### Data listing
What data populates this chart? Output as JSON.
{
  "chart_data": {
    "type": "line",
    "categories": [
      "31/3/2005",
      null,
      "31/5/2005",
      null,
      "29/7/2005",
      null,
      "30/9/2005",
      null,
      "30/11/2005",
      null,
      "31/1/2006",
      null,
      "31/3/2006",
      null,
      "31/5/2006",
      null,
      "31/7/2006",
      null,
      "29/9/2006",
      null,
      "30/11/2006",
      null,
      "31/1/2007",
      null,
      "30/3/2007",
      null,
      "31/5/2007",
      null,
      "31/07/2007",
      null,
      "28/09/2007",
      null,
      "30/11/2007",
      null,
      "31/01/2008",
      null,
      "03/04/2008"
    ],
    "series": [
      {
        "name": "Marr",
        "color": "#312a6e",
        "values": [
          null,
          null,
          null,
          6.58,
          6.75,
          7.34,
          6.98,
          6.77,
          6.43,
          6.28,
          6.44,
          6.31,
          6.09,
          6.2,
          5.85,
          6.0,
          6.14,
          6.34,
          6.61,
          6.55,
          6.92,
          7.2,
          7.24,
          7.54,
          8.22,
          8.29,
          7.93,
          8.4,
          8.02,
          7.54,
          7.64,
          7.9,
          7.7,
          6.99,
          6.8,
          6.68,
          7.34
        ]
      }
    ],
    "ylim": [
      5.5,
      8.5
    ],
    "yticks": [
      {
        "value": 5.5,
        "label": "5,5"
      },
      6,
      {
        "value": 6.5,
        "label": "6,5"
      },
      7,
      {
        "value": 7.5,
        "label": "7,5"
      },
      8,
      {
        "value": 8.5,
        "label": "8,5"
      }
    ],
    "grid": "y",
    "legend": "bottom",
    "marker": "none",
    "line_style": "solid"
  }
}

### EXERCISE DESCRIPTION
Each record must be returned exactly as it is written.

### EXERCISE RESPONSE
What data populates this chart? Output as JSON.
{
  "chart_data": {
    "type": "line",
    "categories": [
      "31/3/2005",
      null,
      "31/5/2005",
      null,
      "29/7/2005",
      null,
      "30/9/2005",
      null,
      "30/11/2005",
      null,
      "31/1/2006",
      null,
      "31/3/2006",
      null,
      "31/5/2006",
      null,
      "31/7/2006",
      null,
      "29/9/2006",
      null,
      "30/11/2006",
      null,
      "31/1/2007",
      null,
      "30/3/2007",
      null,
      "31/5/2007",
      null,
      "31/07/2007",
      null,
      "28/09/2007",
      null,
      "30/11/2007",
      null,
      "31/01/2008",
      null,
      "03/04/2008"
    ],
    "series": [
      {
        "name": "Marr",
        "color": "#312a6e",
        "values": [
          null,
          null,
          null,
          6.58,
          6.75,
          7.34,
          6.98,
          6.77,
          6.43,
          6.28,
          6.44,
          6.31,
          6.09,
          6.2,
          5.85,
          6.0,
          6.14,
          6.34,
          6.61,
          6.55,
          6.92,
          7.2,
          7.24,
          7.54,
          8.22,
          8.29,
          7.93,
          8.4,
          8.02,
          7.54,
          7.64,
          7.9,
          7.7,
          6.99,
          6.8,
          6.68,
          7.34
        ]
      }
    ],
    "ylim": [
      5.5,
      8.5
    ],
    "yticks": [
      {
        "value": 5.5,
        "label": "5,5"
      },
      6,
      {
        "value": 6.5,
        "label": "6,5"
      },
      7,
      {
        "value": 7.5,
        "label": "7,5"
      },
      8,
      {
        "value": 8.5,
        "label": "8,5"
      }
    ],
    "grid": "y",
    "legend": "bottom",
    "marker": "none",
    "line_style": "solid"
  }
}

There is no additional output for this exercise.